▶ _What to do_
Turn every line of the material below into a Markdown table with two columns, "Row" for the row number and "Line" for the line itself. Leave out blank lines.

▶ _Data excerpts_

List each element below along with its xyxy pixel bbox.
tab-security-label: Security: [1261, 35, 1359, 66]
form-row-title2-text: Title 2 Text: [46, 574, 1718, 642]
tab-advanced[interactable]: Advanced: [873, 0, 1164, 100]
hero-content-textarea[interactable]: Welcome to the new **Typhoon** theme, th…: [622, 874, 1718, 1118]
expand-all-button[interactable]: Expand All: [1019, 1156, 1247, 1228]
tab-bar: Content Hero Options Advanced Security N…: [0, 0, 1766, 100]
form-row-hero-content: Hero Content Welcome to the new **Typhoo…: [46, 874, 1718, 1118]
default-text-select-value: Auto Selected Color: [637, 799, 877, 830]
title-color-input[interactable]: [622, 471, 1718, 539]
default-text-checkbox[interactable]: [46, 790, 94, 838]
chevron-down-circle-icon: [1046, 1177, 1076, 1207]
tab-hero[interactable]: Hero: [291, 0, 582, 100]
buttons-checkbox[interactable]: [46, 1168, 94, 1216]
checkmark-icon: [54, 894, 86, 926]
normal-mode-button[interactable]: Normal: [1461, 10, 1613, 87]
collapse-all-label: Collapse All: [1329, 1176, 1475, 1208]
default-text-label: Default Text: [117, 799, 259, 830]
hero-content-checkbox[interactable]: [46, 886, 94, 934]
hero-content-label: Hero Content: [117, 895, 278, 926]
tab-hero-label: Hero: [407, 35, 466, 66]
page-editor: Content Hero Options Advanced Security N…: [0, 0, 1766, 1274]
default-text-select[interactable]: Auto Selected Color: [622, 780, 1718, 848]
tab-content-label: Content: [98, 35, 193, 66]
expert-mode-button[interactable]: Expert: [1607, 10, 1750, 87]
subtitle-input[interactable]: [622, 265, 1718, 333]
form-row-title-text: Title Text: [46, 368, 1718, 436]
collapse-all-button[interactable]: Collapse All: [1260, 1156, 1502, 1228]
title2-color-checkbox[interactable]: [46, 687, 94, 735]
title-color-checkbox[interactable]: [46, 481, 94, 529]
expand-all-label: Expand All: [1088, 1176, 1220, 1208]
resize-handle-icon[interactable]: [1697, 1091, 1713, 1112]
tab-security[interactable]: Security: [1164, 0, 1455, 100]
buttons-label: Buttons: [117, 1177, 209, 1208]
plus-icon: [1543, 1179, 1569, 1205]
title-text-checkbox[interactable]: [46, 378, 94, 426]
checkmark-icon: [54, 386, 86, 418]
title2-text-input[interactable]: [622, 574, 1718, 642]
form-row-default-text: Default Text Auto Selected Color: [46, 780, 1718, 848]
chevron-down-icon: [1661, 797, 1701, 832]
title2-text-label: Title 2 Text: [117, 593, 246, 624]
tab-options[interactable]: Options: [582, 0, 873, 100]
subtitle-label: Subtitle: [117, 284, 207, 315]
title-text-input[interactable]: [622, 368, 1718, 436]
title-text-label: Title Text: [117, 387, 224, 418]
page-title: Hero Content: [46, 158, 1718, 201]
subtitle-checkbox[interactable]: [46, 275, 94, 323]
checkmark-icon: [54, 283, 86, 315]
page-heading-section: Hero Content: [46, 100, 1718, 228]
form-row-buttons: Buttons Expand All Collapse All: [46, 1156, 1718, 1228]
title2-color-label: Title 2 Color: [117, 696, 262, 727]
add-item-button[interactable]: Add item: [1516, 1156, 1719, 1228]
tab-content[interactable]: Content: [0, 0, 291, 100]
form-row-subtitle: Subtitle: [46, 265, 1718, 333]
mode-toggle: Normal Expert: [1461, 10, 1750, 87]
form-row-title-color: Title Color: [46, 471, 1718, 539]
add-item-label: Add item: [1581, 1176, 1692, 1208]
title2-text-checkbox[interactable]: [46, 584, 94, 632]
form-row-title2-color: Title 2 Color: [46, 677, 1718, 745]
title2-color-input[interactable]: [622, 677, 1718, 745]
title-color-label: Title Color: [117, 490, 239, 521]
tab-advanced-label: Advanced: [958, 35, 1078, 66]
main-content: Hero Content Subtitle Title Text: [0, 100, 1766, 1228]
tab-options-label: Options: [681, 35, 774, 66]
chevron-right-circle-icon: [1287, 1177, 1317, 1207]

▶ _Written reply_
| Row | Line |
|---|---|
| 1 | List each element below along with its xyxy pixel bbox. |
| 2 | tab-security-label: Security: [1261, 35, 1359, 66] |
| 3 | form-row-title2-text: Title 2 Text: [46, 574, 1718, 642] |
| 4 | tab-advanced[interactable]: Advanced: [873, 0, 1164, 100] |
| 5 | hero-content-textarea[interactable]: Welcome to the new **Typhoon** theme, th…: [622, 874, 1718, 1118] |
| 6 | expand-all-button[interactable]: Expand All: [1019, 1156, 1247, 1228] |
| 7 | tab-bar: Content Hero Options Advanced Security N…: [0, 0, 1766, 100] |
| 8 | form-row-hero-content: Hero Content Welcome to the new **Typhoo…: [46, 874, 1718, 1118] |
| 9 | default-text-select-value: Auto Selected Color: [637, 799, 877, 830] |
| 10 | title-color-input[interactable]: [622, 471, 1718, 539] |
| 11 | default-text-checkbox[interactable]: [46, 790, 94, 838] |
| 12 | chevron-down-circle-icon: [1046, 1177, 1076, 1207] |
| 13 | tab-hero[interactable]: Hero: [291, 0, 582, 100] |
| 14 | buttons-checkbox[interactable]: [46, 1168, 94, 1216] |
| 15 | checkmark-icon: [54, 894, 86, 926] |
| 16 | normal-mode-button[interactable]: Normal: [1461, 10, 1613, 87] |
| 17 | collapse-all-label: Collapse All: [1329, 1176, 1475, 1208] |
| 18 | default-text-label: Default Text: [117, 799, 259, 830] |
| 19 | hero-content-checkbox[interactable]: [46, 886, 94, 934] |
| 20 | hero-content-label: Hero Content: [117, 895, 278, 926] |
| 21 | tab-hero-label: Hero: [407, 35, 466, 66] |
| 22 | page-editor: Content Hero Options Advanced Security N…: [0, 0, 1766, 1274] |
| 23 | default-text-select[interactable]: Auto Selected Color: [622, 780, 1718, 848] |
| 24 | tab-content-label: Content: [98, 35, 193, 66] |
| 25 | expert-mode-button[interactable]: Expert: [1607, 10, 1750, 87] |
| 26 | subtitle-input[interactable]: [622, 265, 1718, 333] |
| 27 | form-row-title-text: Title Text: [46, 368, 1718, 436] |
| 28 | collapse-all-button[interactable]: Collapse All: [1260, 1156, 1502, 1228] |
| 29 | title2-color-checkbox[interactable]: [46, 687, 94, 735] |
| 30 | title-color-checkbox[interactable]: [46, 481, 94, 529] |
| 31 | expand-all-label: Expand All: [1088, 1176, 1220, 1208] |
| 32 | resize-handle-icon[interactable]: [1697, 1091, 1713, 1112] |
| 33 | tab-security[interactable]: Security: [1164, 0, 1455, 100] |
| 34 | buttons-label: Buttons: [117, 1177, 209, 1208] |
| 35 | plus-icon: [1543, 1179, 1569, 1205] |
| 36 | title-text-checkbox[interactable]: [46, 378, 94, 426] |
| 37 | checkmark-icon: [54, 386, 86, 418] |
| 38 | title2-text-input[interactable]: [622, 574, 1718, 642] |
| 39 | form-row-default-text: Default Text Auto Selected Color: [46, 780, 1718, 848] |
| 40 | chevron-down-icon: [1661, 797, 1701, 832] |
| 41 | title2-text-label: Title 2 Text: [117, 593, 246, 624] |
| 42 | tab-options[interactable]: Options: [582, 0, 873, 100] |
| 43 | subtitle-label: Subtitle: [117, 284, 207, 315] |
| 44 | title-text-input[interactable]: [622, 368, 1718, 436] |
| 45 | title-text-label: Title Text: [117, 387, 224, 418] |
| 46 | page-title: Hero Content: [46, 158, 1718, 201] |
| 47 | subtitle-checkbox[interactable]: [46, 275, 94, 323] |
| 48 | checkmark-icon: [54, 283, 86, 315] |
| 49 | page-heading-section: Hero Content: [46, 100, 1718, 228] |
| 50 | form-row-buttons: Buttons Expand All Collapse All: [46, 1156, 1718, 1228] |
| 51 | title2-color-label: Title 2 Color: [117, 696, 262, 727] |
| 52 | add-item-button[interactable]: Add item: [1516, 1156, 1719, 1228] |
| 53 | tab-content[interactable]: Content: [0, 0, 291, 100] |
| 54 | form-row-subtitle: Subtitle: [46, 265, 1718, 333] |
| 55 | mode-toggle: Normal Expert: [1461, 10, 1750, 87] |
| 56 | form-row-title-color: Title Color: [46, 471, 1718, 539] |
| 57 | add-item-label: Add item: [1581, 1176, 1692, 1208] |
| 58 | title2-text-checkbox[interactable]: [46, 584, 94, 632] |
| 59 | form-row-title2-color: Title 2 Color: [46, 677, 1718, 745] |
| 60 | title2-color-input[interactable]: [622, 677, 1718, 745] |
| 61 | title-color-label: Title Color: [117, 490, 239, 521] |
| 62 | tab-advanced-label: Advanced: [958, 35, 1078, 66] |
| 63 | main-content: Hero Content Subtitle Title Text: [0, 100, 1766, 1228] |
| 64 | tab-options-label: Options: [681, 35, 774, 66] |
| 65 | chevron-right-circle-icon: [1287, 1177, 1317, 1207] |